**TASK BRIEF:**
Set the data down again, exactly as it reads, but without the pictures.
---
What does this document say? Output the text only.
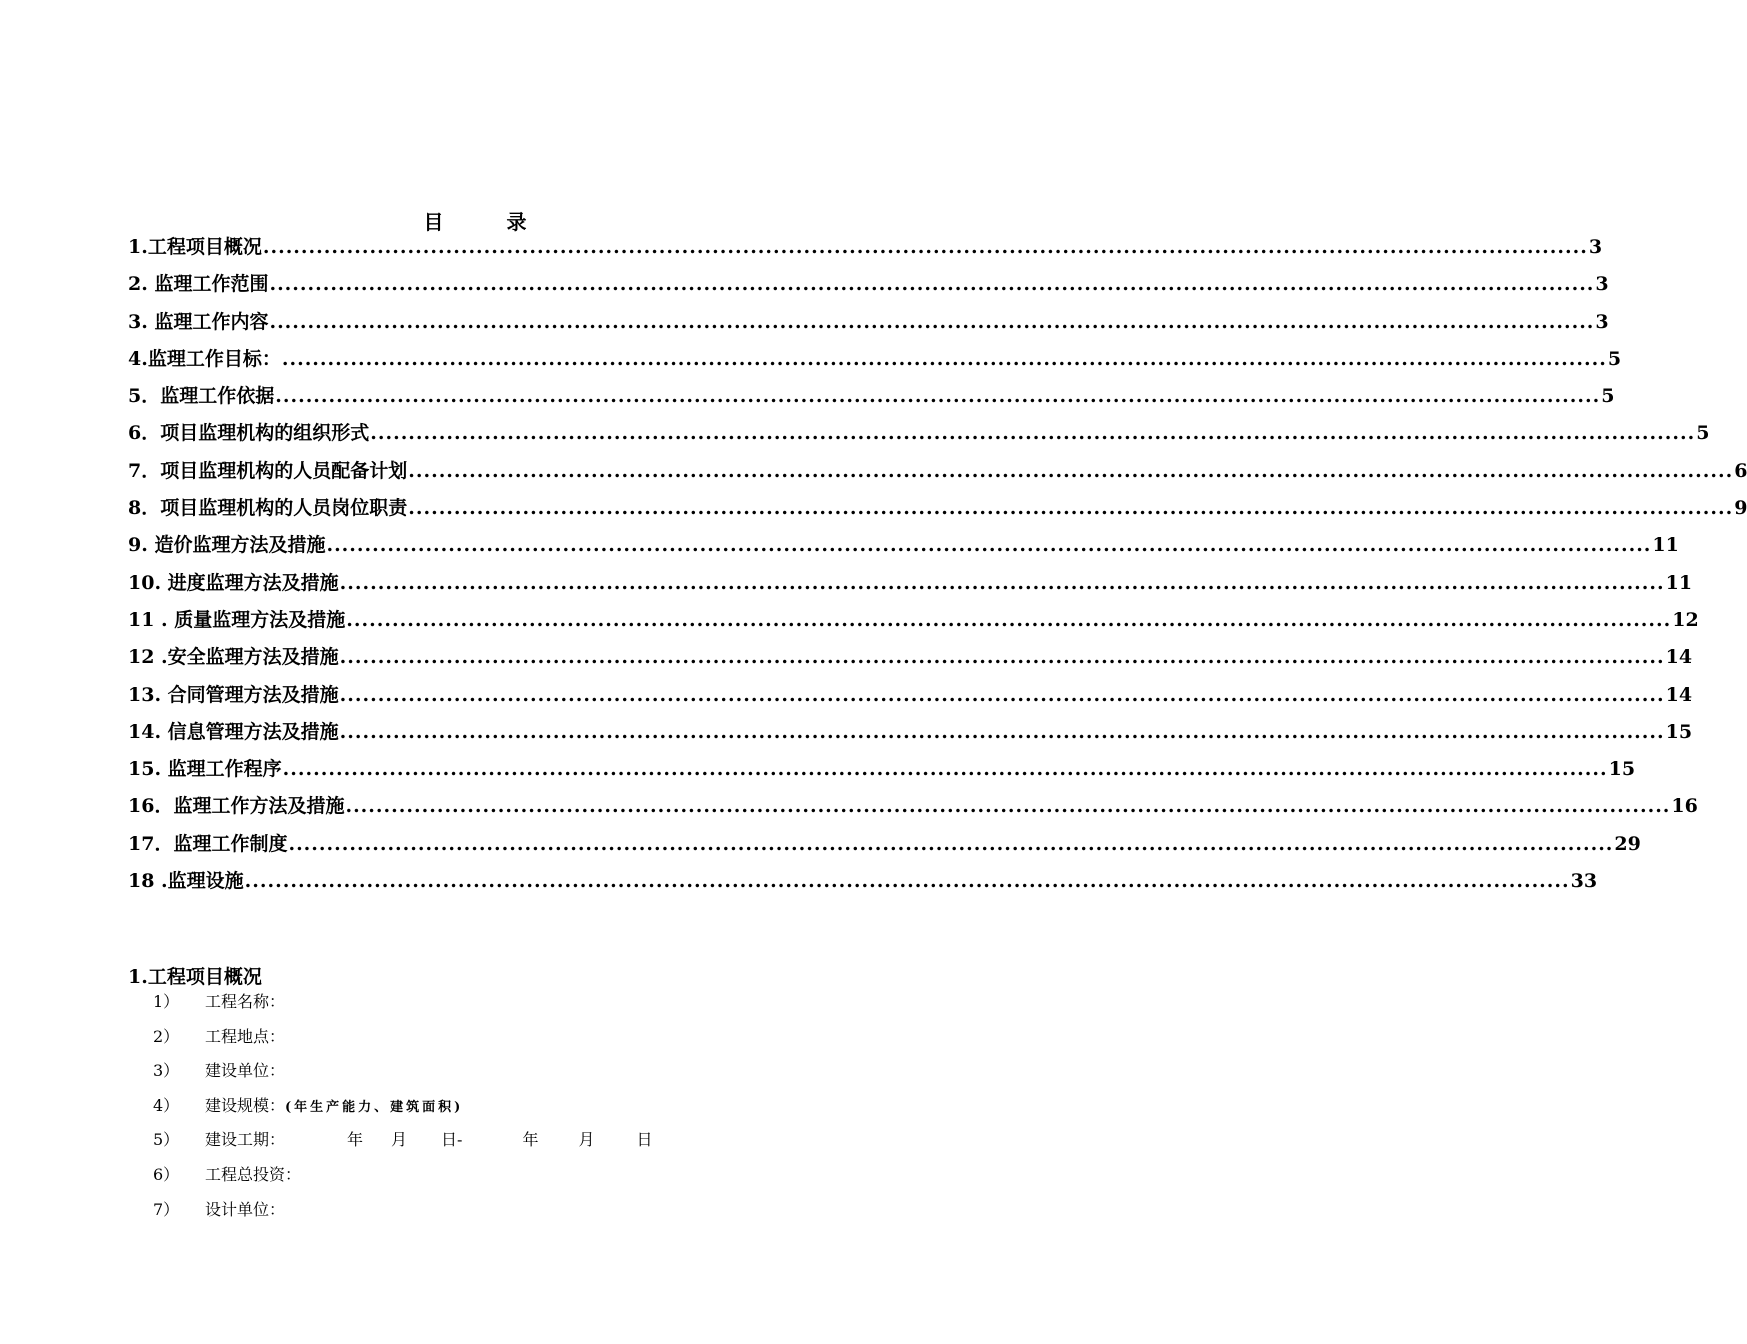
目 录
1.工程项目概况 .............................................................................................................................................................................. 3
2. 监理工作范围 .............................................................................................................................................................................. 3
3. 监理工作内容 .............................................................................................................................................................................. 3
4.监理工作目标： .............................................................................................................................................................................. 5
5．监理工作依据 .............................................................................................................................................................................. 5
6．项目监理机构的组织形式 .............................................................................................................................................................................. 5
7．项目监理机构的人员配备计划 .............................................................................................................................................................................. 6
8．项目监理机构的人员岗位职责 .............................................................................................................................................................................. 9
9. 造价监理方法及措施 .............................................................................................................................................................................. 11
10. 进度监理方法及措施 .............................................................................................................................................................................. 11
11 . 质量监理方法及措施 .............................................................................................................................................................................. 12
12 .安全监理方法及措施 .............................................................................................................................................................................. 14
13. 合同管理方法及措施 .............................................................................................................................................................................. 14
14. 信息管理方法及措施 .............................................................................................................................................................................. 15
15. 监理工作程序 .............................................................................................................................................................................. 15
16．监理工作方法及措施 .............................................................................................................................................................................. 16
17．监理工作制度 .............................................................................................................................................................................. 29
18 .监理设施 .............................................................................................................................................................................. 33
1.工程项目概况
1） 工程名称：
2） 工程地点：
3） 建设单位：
4） 建设规模：(年生产能力、建筑面积)
5） 建设工期：	年 月 日-	年	月	日
6） 工程总投资：
7） 设计单位：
---
**ANSWER TO THE TASK:**
What does this document say? Output the text only.
目 录
1.工程项目概况 .............................................................................................................................................................................. 3
2. 监理工作范围 .............................................................................................................................................................................. 3
3. 监理工作内容 .............................................................................................................................................................................. 3
4.监理工作目标： .............................................................................................................................................................................. 5
5．监理工作依据 .............................................................................................................................................................................. 5
6．项目监理机构的组织形式 .............................................................................................................................................................................. 5
7．项目监理机构的人员配备计划 .............................................................................................................................................................................. 6
8．项目监理机构的人员岗位职责 .............................................................................................................................................................................. 9
9. 造价监理方法及措施 .............................................................................................................................................................................. 11
10. 进度监理方法及措施 .............................................................................................................................................................................. 11
11 . 质量监理方法及措施 .............................................................................................................................................................................. 12
12 .安全监理方法及措施 .............................................................................................................................................................................. 14
13. 合同管理方法及措施 .............................................................................................................................................................................. 14
14. 信息管理方法及措施 .............................................................................................................................................................................. 15
15. 监理工作程序 .............................................................................................................................................................................. 15
16．监理工作方法及措施 .............................................................................................................................................................................. 16
17．监理工作制度 .............................................................................................................................................................................. 29
18 .监理设施 .............................................................................................................................................................................. 33
1.工程项目概况
1） 工程名称：
2） 工程地点：
3） 建设单位：
4） 建设规模：(年生产能力、建筑面积)
5） 建设工期：	年 月 日-	年	月	日
6） 工程总投资：
7） 设计单位：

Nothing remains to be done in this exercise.